▸ EXERCISE INSTRUCTIONS
Set down the material once more, exactly as it appears.

[Collected data]
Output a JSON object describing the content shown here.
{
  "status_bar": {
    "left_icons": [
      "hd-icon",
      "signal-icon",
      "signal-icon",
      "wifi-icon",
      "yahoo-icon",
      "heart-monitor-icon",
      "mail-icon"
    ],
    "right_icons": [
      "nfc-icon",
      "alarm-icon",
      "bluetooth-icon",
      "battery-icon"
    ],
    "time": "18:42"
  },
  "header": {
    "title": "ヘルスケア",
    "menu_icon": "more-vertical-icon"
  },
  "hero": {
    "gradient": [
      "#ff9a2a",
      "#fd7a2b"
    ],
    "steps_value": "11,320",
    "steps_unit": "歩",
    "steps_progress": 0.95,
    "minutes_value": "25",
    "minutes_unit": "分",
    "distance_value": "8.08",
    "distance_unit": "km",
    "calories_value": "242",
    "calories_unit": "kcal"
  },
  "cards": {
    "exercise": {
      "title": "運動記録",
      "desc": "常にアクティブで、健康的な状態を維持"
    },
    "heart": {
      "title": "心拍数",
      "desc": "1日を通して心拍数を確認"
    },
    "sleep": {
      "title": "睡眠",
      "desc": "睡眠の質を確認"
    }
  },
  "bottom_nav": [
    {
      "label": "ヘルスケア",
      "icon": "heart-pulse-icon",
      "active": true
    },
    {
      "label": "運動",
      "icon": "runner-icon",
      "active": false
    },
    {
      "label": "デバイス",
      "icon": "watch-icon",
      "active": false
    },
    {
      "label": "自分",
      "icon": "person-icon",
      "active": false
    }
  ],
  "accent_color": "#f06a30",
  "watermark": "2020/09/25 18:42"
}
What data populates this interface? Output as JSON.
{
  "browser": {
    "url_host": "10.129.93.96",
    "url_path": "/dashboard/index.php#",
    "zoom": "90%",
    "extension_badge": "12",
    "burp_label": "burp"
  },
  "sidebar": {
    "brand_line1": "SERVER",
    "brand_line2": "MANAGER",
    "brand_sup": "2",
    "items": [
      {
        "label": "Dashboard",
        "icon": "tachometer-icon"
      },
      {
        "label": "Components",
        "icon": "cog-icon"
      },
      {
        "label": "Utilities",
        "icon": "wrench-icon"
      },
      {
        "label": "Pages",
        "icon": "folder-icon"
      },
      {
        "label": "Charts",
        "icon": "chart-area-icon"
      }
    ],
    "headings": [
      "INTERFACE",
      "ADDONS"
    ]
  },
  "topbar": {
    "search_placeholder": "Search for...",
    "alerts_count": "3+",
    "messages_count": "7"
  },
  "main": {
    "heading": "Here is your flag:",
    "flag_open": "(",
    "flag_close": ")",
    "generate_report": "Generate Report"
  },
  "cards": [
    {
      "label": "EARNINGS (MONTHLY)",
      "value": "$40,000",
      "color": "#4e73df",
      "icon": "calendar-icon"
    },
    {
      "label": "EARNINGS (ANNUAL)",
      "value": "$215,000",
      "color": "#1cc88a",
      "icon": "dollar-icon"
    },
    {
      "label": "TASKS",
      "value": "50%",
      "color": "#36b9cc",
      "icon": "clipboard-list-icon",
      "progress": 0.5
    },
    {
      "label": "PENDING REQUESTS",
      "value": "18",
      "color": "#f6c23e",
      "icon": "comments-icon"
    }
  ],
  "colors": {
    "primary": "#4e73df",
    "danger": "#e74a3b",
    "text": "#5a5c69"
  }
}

▸ RESULT FOR THIS TASK
Output a JSON object describing the content shown here.
{
  "status_bar": {
    "left_icons": [
      "hd-icon",
      "signal-icon",
      "signal-icon",
      "wifi-icon",
      "yahoo-icon",
      "heart-monitor-icon",
      "mail-icon"
    ],
    "right_icons": [
      "nfc-icon",
      "alarm-icon",
      "bluetooth-icon",
      "battery-icon"
    ],
    "time": "18:42"
  },
  "header": {
    "title": "ヘルスケア",
    "menu_icon": "more-vertical-icon"
  },
  "hero": {
    "gradient": [
      "#ff9a2a",
      "#fd7a2b"
    ],
    "steps_value": "11,320",
    "steps_unit": "歩",
    "steps_progress": 0.95,
    "minutes_value": "25",
    "minutes_unit": "分",
    "distance_value": "8.08",
    "distance_unit": "km",
    "calories_value": "242",
    "calories_unit": "kcal"
  },
  "cards": {
    "exercise": {
      "title": "運動記録",
      "desc": "常にアクティブで、健康的な状態を維持"
    },
    "heart": {
      "title": "心拍数",
      "desc": "1日を通して心拍数を確認"
    },
    "sleep": {
      "title": "睡眠",
      "desc": "睡眠の質を確認"
    }
  },
  "bottom_nav": [
    {
      "label": "ヘルスケア",
      "icon": "heart-pulse-icon",
      "active": true
    },
    {
      "label": "運動",
      "icon": "runner-icon",
      "active": false
    },
    {
      "label": "デバイス",
      "icon": "watch-icon",
      "active": false
    },
    {
      "label": "自分",
      "icon": "person-icon",
      "active": false
    }
  ],
  "accent_color": "#f06a30",
  "watermark": "2020/09/25 18:42"
}
What data populates this interface? Output as JSON.
{
  "browser": {
    "url_host": "10.129.93.96",
    "url_path": "/dashboard/index.php#",
    "zoom": "90%",
    "extension_badge": "12",
    "burp_label": "burp"
  },
  "sidebar": {
    "brand_line1": "SERVER",
    "brand_line2": "MANAGER",
    "brand_sup": "2",
    "items": [
      {
        "label": "Dashboard",
        "icon": "tachometer-icon"
      },
      {
        "label": "Components",
        "icon": "cog-icon"
      },
      {
        "label": "Utilities",
        "icon": "wrench-icon"
      },
      {
        "label": "Pages",
        "icon": "folder-icon"
      },
      {
        "label": "Charts",
        "icon": "chart-area-icon"
      }
    ],
    "headings": [
      "INTERFACE",
      "ADDONS"
    ]
  },
  "topbar": {
    "search_placeholder": "Search for...",
    "alerts_count": "3+",
    "messages_count": "7"
  },
  "main": {
    "heading": "Here is your flag:",
    "flag_open": "(",
    "flag_close": ")",
    "generate_report": "Generate Report"
  },
  "cards": [
    {
      "label": "EARNINGS (MONTHLY)",
      "value": "$40,000",
      "color": "#4e73df",
      "icon": "calendar-icon"
    },
    {
      "label": "EARNINGS (ANNUAL)",
      "value": "$215,000",
      "color": "#1cc88a",
      "icon": "dollar-icon"
    },
    {
      "label": "TASKS",
      "value": "50%",
      "color": "#36b9cc",
      "icon": "clipboard-list-icon",
      "progress": 0.5
    },
    {
      "label": "PENDING REQUESTS",
      "value": "18",
      "color": "#f6c23e",
      "icon": "comments-icon"
    }
  ],
  "colors": {
    "primary": "#4e73df",
    "danger": "#e74a3b",
    "text": "#5a5c69"
  }
}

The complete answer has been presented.